▶ REQUIRED TASK: Reproduce verbatim the final portion of the material below, from the line containing "Enumerate this screenshot's" through its last line, and nothing else.

▶ Stored data:
╔══

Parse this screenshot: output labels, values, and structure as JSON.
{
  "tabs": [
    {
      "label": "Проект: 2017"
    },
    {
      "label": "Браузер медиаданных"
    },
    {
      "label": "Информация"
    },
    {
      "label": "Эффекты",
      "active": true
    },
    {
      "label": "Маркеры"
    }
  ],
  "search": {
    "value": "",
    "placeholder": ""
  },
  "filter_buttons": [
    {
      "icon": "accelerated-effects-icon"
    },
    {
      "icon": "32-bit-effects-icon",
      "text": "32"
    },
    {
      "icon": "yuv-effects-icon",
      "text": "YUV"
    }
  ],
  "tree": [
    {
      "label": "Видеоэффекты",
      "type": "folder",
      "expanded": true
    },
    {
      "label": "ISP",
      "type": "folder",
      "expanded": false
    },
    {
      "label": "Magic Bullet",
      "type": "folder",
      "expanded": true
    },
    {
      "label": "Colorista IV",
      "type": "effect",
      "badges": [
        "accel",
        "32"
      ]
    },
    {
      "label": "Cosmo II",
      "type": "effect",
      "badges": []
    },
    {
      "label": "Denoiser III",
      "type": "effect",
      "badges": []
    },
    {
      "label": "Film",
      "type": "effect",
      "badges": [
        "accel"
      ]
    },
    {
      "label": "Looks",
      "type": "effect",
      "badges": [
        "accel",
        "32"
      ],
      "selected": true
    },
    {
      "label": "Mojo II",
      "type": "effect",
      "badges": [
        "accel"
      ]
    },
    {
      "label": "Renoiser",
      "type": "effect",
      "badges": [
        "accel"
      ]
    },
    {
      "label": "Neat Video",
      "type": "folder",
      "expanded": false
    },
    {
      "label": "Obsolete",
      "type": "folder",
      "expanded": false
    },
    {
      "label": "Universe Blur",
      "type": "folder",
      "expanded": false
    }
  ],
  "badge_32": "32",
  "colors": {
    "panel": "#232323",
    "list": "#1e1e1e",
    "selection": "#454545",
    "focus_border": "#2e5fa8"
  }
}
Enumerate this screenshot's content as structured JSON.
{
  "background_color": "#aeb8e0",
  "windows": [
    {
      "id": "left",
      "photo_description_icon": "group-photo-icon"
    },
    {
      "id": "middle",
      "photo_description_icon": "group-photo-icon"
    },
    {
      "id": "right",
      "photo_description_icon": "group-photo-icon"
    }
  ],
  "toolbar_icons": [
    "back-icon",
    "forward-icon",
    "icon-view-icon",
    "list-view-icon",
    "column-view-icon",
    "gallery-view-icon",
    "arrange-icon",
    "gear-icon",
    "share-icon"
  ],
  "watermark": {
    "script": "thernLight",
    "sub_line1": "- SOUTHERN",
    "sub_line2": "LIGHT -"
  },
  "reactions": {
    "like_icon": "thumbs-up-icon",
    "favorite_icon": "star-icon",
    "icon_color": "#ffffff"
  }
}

╚══

▶ TASK RESPONSE:
Enumerate this screenshot's content as structured JSON.
{
  "background_color": "#aeb8e0",
  "windows": [
    {
      "id": "left",
      "photo_description_icon": "group-photo-icon"
    },
    {
      "id": "middle",
      "photo_description_icon": "group-photo-icon"
    },
    {
      "id": "right",
      "photo_description_icon": "group-photo-icon"
    }
  ],
  "toolbar_icons": [
    "back-icon",
    "forward-icon",
    "icon-view-icon",
    "list-view-icon",
    "column-view-icon",
    "gallery-view-icon",
    "arrange-icon",
    "gear-icon",
    "share-icon"
  ],
  "watermark": {
    "script": "thernLight",
    "sub_line1": "- SOUTHERN",
    "sub_line2": "LIGHT -"
  },
  "reactions": {
    "like_icon": "thumbs-up-icon",
    "favorite_icon": "star-icon",
    "icon_color": "#ffffff"
  }
}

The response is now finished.